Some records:
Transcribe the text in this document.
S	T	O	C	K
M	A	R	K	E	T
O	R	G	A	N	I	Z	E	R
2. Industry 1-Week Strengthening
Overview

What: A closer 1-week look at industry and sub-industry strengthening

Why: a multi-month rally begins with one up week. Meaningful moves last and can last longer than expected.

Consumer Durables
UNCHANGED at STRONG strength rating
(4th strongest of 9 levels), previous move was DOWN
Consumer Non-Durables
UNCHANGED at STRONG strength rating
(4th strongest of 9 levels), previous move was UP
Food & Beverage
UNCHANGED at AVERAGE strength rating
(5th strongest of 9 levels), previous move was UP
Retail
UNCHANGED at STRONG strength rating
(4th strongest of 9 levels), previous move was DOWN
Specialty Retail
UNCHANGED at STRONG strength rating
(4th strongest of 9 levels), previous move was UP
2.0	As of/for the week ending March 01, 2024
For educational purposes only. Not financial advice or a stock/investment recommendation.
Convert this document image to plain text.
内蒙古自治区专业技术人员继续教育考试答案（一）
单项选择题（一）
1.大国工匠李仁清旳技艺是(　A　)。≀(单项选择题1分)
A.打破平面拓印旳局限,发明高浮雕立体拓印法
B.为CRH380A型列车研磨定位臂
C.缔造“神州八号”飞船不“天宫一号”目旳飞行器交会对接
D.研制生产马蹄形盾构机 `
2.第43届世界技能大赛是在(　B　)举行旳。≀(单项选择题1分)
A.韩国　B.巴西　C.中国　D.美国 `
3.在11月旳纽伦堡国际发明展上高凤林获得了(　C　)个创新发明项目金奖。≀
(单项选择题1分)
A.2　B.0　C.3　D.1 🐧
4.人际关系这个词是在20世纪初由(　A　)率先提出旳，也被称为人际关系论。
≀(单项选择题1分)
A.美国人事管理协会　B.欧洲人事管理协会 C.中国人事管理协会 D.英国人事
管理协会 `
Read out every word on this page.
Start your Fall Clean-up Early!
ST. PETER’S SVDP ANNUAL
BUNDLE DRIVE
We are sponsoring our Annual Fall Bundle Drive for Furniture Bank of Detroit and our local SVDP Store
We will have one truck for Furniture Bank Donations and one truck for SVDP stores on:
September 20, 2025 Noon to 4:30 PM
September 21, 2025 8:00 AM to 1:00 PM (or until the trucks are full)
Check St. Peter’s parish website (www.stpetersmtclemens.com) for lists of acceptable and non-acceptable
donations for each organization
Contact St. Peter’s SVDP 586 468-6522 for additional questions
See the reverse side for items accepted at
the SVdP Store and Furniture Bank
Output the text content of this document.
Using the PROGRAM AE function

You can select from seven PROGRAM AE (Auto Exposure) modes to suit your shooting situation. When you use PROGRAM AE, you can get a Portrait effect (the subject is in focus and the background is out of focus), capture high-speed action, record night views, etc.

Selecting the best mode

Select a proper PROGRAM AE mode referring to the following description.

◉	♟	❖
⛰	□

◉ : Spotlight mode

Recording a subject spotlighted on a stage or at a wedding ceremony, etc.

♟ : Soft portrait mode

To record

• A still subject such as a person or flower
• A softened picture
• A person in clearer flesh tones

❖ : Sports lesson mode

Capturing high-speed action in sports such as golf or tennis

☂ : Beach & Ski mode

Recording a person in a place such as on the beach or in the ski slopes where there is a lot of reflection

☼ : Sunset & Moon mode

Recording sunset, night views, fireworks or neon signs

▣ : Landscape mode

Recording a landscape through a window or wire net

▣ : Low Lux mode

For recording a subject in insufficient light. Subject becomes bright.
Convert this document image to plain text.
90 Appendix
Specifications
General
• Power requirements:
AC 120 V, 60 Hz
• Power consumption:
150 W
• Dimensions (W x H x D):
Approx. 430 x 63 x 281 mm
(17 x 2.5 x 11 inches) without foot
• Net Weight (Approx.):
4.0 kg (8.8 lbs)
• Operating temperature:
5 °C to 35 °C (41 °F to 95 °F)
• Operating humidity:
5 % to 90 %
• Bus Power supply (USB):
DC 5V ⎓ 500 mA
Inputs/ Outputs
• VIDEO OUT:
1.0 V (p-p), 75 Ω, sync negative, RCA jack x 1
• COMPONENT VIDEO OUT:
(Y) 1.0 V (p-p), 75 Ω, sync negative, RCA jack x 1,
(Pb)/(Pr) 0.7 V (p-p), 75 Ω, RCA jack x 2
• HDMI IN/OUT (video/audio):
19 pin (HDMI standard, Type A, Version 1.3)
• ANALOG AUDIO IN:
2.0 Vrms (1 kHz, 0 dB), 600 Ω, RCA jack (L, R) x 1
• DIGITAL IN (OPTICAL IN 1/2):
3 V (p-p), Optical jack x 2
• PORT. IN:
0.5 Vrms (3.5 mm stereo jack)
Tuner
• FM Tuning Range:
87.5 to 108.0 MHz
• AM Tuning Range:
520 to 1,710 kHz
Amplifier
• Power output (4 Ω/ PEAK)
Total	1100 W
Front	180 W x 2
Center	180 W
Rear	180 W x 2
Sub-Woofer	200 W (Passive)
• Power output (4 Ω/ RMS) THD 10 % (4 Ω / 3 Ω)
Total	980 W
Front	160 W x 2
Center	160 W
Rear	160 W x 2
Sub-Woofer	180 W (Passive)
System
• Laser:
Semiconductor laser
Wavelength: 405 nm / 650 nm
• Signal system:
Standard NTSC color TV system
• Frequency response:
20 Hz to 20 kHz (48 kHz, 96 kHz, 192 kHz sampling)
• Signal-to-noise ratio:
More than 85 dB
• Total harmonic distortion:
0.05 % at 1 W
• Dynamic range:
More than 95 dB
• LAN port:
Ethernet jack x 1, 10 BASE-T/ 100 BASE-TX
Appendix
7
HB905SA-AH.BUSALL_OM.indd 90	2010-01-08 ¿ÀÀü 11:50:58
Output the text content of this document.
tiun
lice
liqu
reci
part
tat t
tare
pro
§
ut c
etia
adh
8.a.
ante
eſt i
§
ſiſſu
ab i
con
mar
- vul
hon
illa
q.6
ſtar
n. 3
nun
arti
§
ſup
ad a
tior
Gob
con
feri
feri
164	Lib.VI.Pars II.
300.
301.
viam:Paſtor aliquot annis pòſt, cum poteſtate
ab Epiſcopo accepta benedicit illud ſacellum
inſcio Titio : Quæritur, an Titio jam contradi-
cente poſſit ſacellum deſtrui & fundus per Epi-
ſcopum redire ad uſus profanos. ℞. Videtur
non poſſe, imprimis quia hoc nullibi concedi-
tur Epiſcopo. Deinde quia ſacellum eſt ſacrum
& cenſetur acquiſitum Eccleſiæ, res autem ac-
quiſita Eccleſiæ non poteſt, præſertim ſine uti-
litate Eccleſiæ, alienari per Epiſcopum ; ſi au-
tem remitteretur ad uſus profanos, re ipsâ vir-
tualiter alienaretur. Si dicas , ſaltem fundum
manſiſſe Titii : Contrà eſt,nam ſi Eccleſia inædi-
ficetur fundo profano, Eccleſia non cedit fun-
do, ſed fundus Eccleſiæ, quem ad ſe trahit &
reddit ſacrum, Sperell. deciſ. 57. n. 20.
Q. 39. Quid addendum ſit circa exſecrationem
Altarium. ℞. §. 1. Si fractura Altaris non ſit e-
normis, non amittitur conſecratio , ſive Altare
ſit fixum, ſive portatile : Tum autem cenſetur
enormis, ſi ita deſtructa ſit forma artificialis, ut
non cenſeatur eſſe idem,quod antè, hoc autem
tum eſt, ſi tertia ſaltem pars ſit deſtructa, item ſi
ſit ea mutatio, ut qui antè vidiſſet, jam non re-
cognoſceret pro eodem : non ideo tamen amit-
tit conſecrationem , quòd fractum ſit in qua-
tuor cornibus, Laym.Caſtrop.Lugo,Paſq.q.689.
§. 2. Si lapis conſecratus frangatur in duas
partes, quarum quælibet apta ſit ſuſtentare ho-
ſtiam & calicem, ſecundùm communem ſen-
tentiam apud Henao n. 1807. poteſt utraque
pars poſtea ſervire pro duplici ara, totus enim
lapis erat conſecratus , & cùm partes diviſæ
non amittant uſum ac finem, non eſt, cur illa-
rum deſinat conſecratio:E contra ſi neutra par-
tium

### Task objective
Work out how many lines above have the string "PROGRAM" in them, and give only the number.

### Finished task
3